**Data for this exercise**
## Begin

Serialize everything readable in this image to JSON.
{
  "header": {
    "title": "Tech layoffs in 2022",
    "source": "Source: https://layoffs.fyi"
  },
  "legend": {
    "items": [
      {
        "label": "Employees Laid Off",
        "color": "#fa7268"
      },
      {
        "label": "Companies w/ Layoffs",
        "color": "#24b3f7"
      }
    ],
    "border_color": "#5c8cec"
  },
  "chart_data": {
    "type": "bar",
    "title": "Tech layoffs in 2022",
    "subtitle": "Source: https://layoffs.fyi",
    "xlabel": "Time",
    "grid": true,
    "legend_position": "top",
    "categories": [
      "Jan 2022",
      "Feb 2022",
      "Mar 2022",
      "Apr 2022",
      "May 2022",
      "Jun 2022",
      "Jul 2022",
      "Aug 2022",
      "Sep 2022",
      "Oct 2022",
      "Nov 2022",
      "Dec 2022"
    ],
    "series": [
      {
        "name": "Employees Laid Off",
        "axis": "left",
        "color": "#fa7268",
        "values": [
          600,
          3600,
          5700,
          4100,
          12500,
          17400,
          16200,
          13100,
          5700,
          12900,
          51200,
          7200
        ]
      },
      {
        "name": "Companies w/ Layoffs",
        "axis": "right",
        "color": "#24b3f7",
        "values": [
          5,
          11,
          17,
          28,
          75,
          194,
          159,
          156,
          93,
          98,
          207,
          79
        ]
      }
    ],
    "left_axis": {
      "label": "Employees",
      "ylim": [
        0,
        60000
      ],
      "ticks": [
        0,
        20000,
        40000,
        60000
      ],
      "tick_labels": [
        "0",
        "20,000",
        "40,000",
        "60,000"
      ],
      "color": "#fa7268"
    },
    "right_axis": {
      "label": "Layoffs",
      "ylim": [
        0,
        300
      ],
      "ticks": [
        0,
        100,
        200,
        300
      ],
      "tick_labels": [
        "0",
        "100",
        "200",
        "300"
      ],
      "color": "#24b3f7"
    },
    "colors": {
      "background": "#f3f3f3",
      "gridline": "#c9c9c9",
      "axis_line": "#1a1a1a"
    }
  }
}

## End

**Goal**
Using the material above, print every entry exactly as written.

**Final result**
Serialize everything readable in this image to JSON.
{
  "header": {
    "title": "Tech layoffs in 2022",
    "source": "Source: https://layoffs.fyi"
  },
  "legend": {
    "items": [
      {
        "label": "Employees Laid Off",
        "color": "#fa7268"
      },
      {
        "label": "Companies w/ Layoffs",
        "color": "#24b3f7"
      }
    ],
    "border_color": "#5c8cec"
  },
  "chart_data": {
    "type": "bar",
    "title": "Tech layoffs in 2022",
    "subtitle": "Source: https://layoffs.fyi",
    "xlabel": "Time",
    "grid": true,
    "legend_position": "top",
    "categories": [
      "Jan 2022",
      "Feb 2022",
      "Mar 2022",
      "Apr 2022",
      "May 2022",
      "Jun 2022",
      "Jul 2022",
      "Aug 2022",
      "Sep 2022",
      "Oct 2022",
      "Nov 2022",
      "Dec 2022"
    ],
    "series": [
      {
        "name": "Employees Laid Off",
        "axis": "left",
        "color": "#fa7268",
        "values": [
          600,
          3600,
          5700,
          4100,
          12500,
          17400,
          16200,
          13100,
          5700,
          12900,
          51200,
          7200
        ]
      },
      {
        "name": "Companies w/ Layoffs",
        "axis": "right",
        "color": "#24b3f7",
        "values": [
          5,
          11,
          17,
          28,
          75,
          194,
          159,
          156,
          93,
          98,
          207,
          79
        ]
      }
    ],
    "left_axis": {
      "label": "Employees",
      "ylim": [
        0,
        60000
      ],
      "ticks": [
        0,
        20000,
        40000,
        60000
      ],
      "tick_labels": [
        "0",
        "20,000",
        "40,000",
        "60,000"
      ],
      "color": "#fa7268"
    },
    "right_axis": {
      "label": "Layoffs",
      "ylim": [
        0,
        300
      ],
      "ticks": [
        0,
        100,
        200,
        300
      ],
      "tick_labels": [
        "0",
        "100",
        "200",
        "300"
      ],
      "color": "#24b3f7"
    },
    "colors": {
      "background": "#f3f3f3",
      "gridline": "#c9c9c9",
      "axis_line": "#1a1a1a"
    }
  }
}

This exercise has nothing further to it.